TO DO
Counting only lines that hold "Listings", give the total and nothing more.
:: EXERCISE MATERIALS ::
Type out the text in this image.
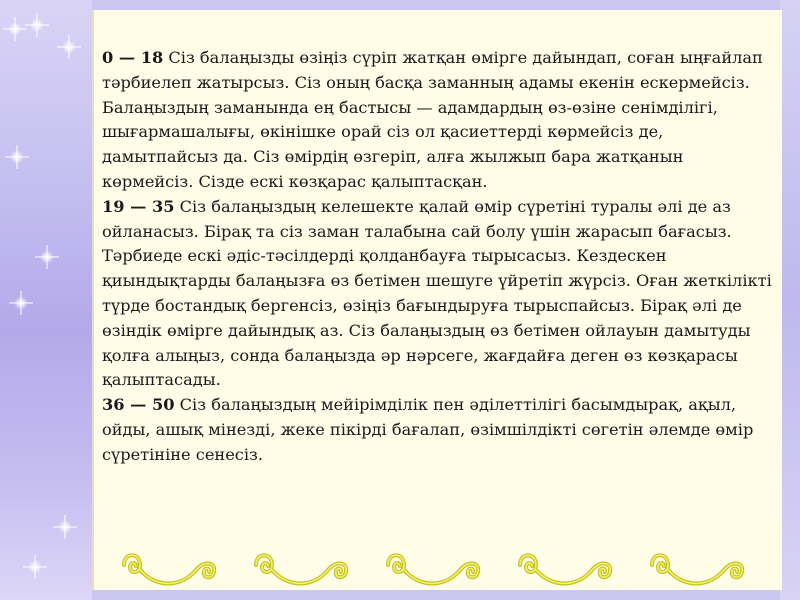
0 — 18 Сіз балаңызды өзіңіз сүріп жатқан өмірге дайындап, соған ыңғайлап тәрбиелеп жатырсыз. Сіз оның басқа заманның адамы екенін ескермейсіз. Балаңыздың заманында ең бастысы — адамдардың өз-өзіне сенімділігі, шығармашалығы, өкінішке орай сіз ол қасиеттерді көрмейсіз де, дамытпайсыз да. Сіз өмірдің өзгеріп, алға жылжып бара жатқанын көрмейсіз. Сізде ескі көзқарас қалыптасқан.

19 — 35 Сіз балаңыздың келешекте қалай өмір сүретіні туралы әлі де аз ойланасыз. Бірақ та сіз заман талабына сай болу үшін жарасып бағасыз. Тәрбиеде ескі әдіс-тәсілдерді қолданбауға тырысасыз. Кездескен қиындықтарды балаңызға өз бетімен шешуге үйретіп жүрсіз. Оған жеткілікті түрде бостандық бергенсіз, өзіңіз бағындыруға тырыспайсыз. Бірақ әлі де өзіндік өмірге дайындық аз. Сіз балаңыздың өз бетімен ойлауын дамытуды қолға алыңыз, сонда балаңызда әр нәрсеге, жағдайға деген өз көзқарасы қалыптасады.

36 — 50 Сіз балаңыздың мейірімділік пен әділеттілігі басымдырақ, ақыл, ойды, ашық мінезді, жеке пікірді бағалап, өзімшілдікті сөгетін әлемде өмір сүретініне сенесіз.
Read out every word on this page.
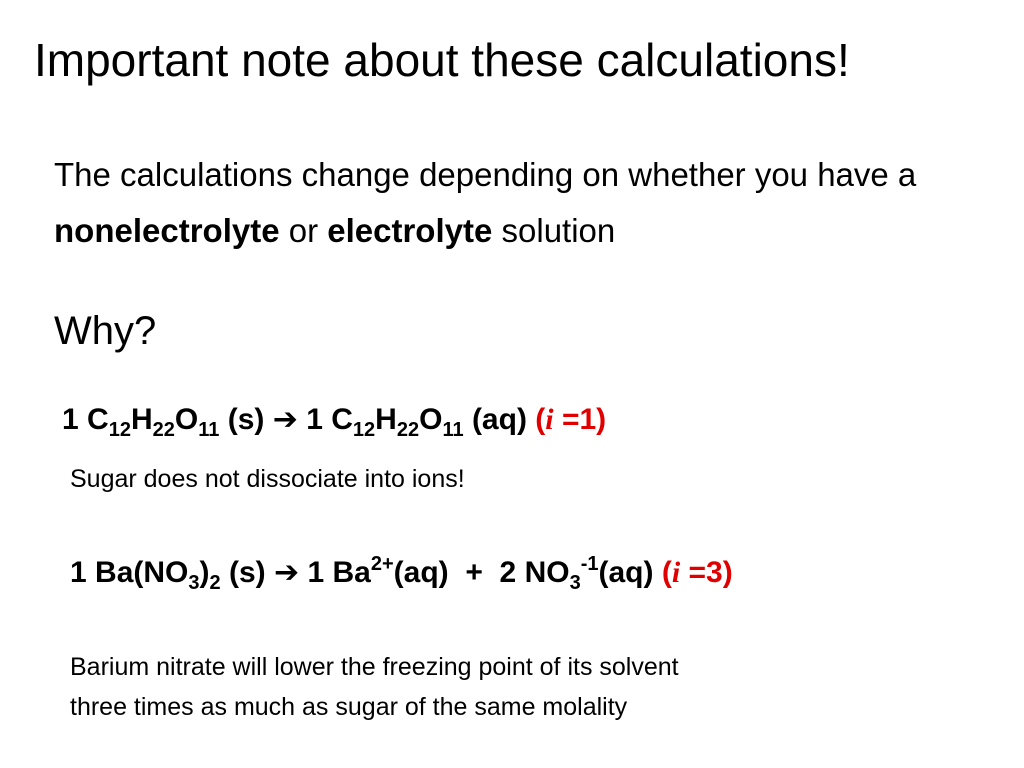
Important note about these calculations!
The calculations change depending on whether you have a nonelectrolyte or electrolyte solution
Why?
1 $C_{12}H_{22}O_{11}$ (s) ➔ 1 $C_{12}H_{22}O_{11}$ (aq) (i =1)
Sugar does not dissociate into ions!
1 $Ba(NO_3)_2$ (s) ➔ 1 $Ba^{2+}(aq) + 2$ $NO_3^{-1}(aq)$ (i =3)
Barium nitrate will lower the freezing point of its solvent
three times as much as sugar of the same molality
:::
:: EXERCISE MATERIALS ::
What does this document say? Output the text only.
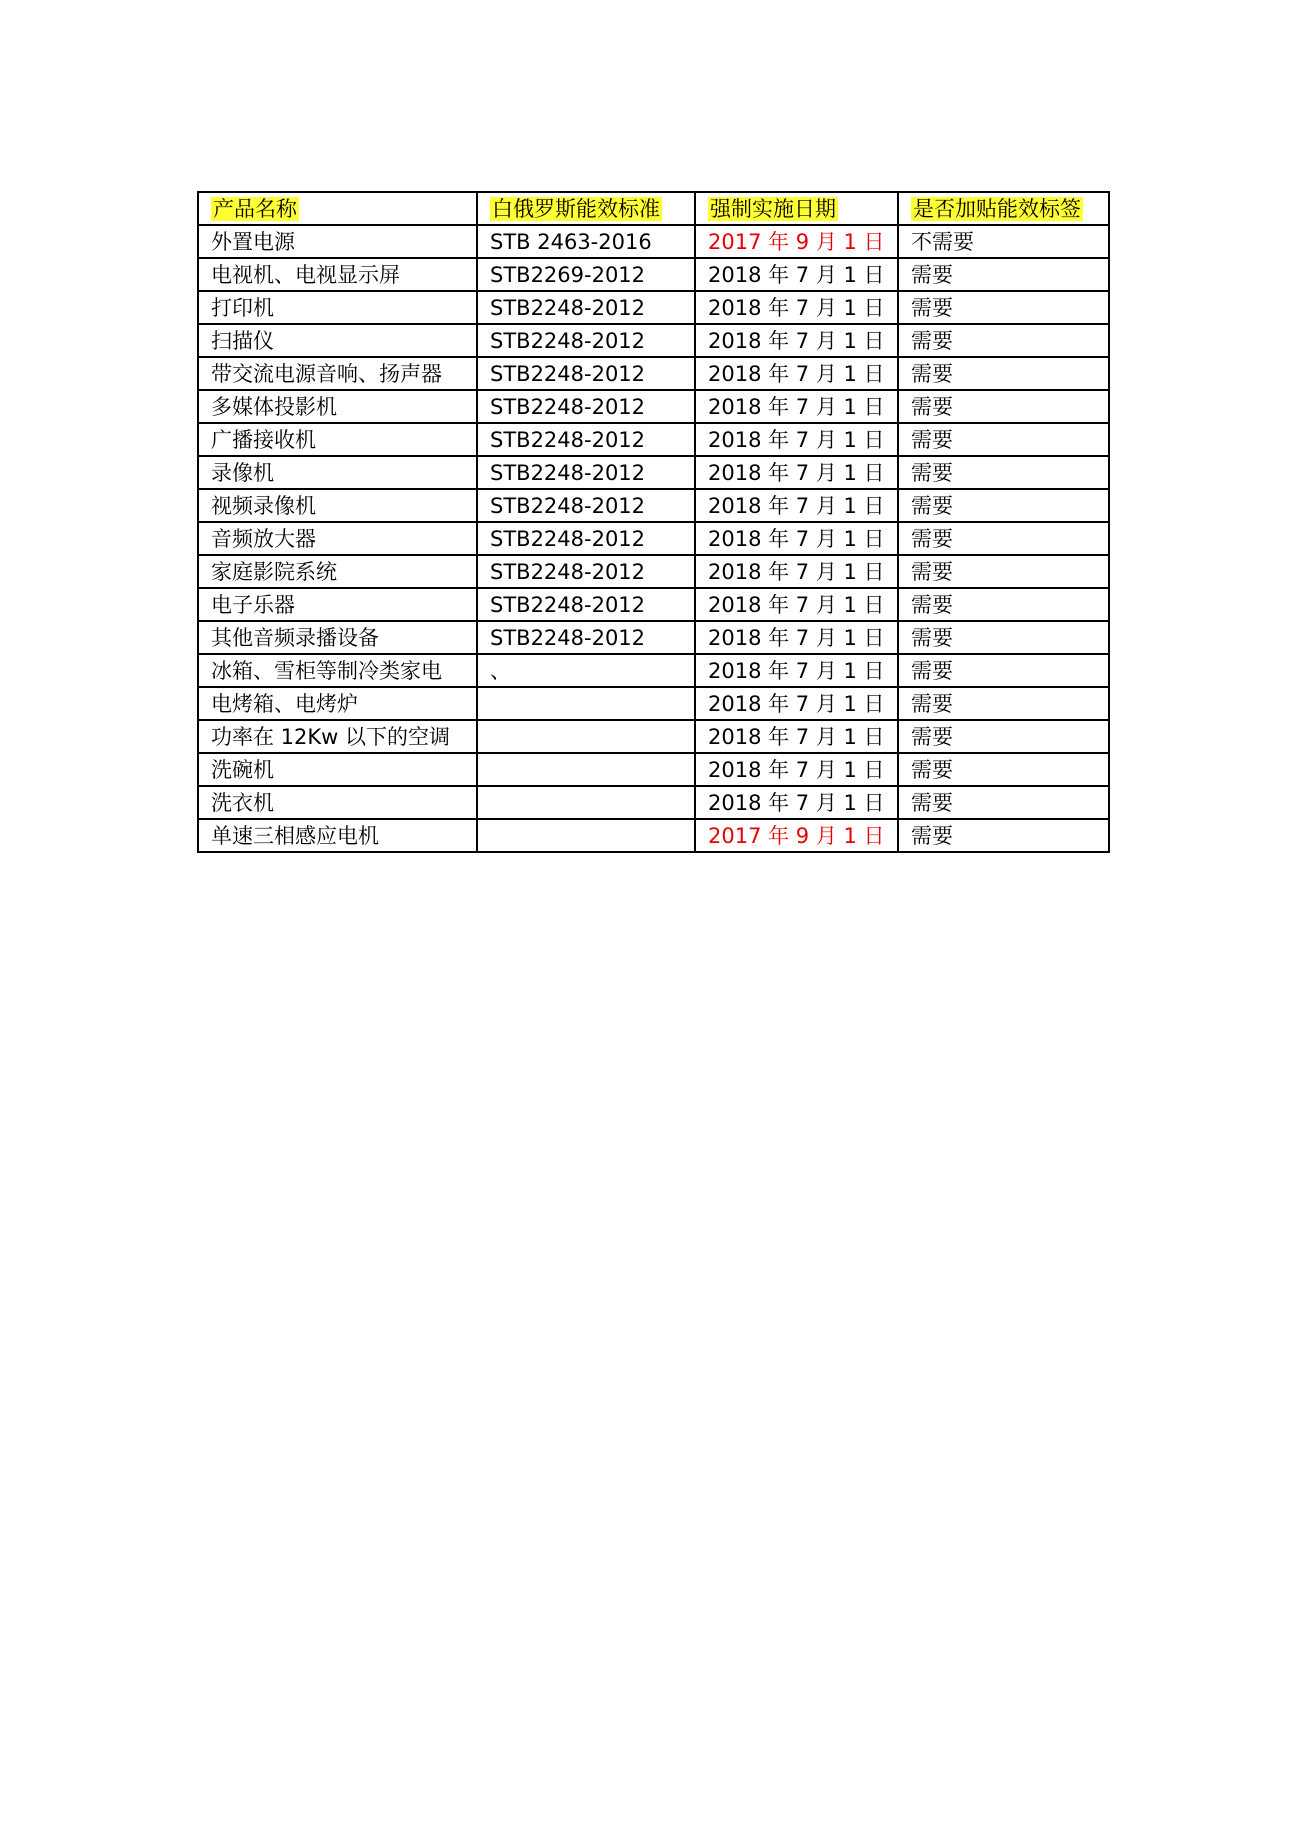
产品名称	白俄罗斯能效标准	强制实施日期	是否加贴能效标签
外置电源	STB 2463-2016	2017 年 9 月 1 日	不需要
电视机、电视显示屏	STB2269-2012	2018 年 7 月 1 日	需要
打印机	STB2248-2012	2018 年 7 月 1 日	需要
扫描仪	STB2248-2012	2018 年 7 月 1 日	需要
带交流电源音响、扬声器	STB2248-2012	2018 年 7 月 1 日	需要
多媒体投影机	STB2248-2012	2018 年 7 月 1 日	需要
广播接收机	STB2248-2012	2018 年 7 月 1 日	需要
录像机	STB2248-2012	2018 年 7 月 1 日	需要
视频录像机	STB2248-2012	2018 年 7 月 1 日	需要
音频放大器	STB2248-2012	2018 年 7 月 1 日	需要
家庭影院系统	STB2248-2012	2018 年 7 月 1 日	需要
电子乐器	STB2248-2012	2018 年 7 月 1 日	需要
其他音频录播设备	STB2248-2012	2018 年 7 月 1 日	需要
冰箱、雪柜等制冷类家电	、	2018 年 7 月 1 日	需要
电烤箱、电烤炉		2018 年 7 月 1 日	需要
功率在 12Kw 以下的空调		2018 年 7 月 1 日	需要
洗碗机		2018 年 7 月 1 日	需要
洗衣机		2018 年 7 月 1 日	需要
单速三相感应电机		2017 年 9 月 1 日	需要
:::
:: EXERCISE MATERIALS ::
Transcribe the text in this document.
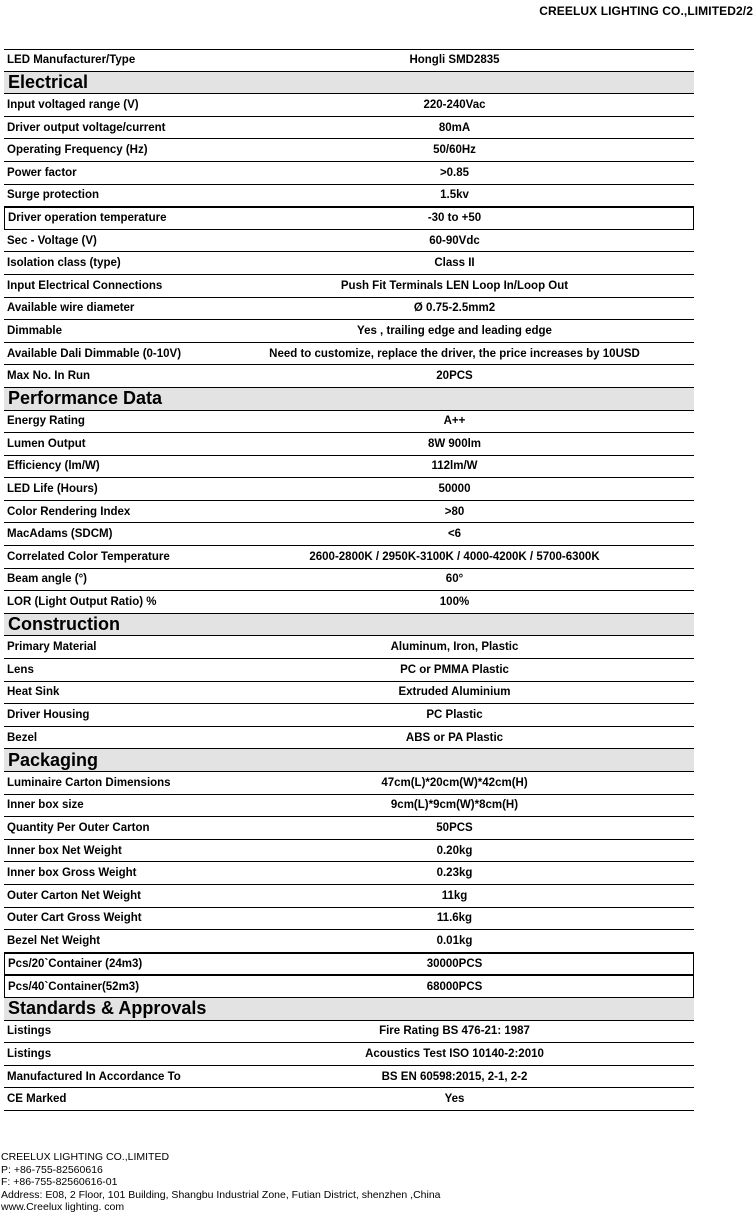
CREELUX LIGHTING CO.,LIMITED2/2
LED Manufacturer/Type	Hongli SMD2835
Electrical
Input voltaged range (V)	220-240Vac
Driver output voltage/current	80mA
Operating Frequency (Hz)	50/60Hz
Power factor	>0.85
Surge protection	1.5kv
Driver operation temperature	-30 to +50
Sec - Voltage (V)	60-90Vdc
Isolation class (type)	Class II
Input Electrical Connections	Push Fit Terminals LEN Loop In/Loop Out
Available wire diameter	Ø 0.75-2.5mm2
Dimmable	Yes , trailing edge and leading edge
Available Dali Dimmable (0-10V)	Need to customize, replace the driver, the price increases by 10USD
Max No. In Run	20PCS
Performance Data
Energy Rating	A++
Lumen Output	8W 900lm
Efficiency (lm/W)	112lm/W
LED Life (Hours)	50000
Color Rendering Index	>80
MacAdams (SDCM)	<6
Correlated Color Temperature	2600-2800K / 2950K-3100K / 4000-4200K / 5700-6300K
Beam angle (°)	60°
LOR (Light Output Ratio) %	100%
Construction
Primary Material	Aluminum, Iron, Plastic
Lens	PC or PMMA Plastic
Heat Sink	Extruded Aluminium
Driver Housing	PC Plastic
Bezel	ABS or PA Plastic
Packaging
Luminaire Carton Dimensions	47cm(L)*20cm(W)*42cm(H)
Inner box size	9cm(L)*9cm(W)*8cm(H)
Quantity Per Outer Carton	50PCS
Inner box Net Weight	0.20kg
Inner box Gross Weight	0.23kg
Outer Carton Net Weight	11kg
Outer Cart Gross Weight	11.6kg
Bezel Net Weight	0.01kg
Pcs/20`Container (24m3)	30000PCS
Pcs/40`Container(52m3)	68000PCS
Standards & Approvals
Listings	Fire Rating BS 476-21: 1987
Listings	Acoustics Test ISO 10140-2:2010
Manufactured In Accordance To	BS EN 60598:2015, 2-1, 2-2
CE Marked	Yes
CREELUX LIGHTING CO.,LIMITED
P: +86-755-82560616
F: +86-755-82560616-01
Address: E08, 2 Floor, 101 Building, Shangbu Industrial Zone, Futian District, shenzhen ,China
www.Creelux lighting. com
:::
EXERCISE OUTPUT
2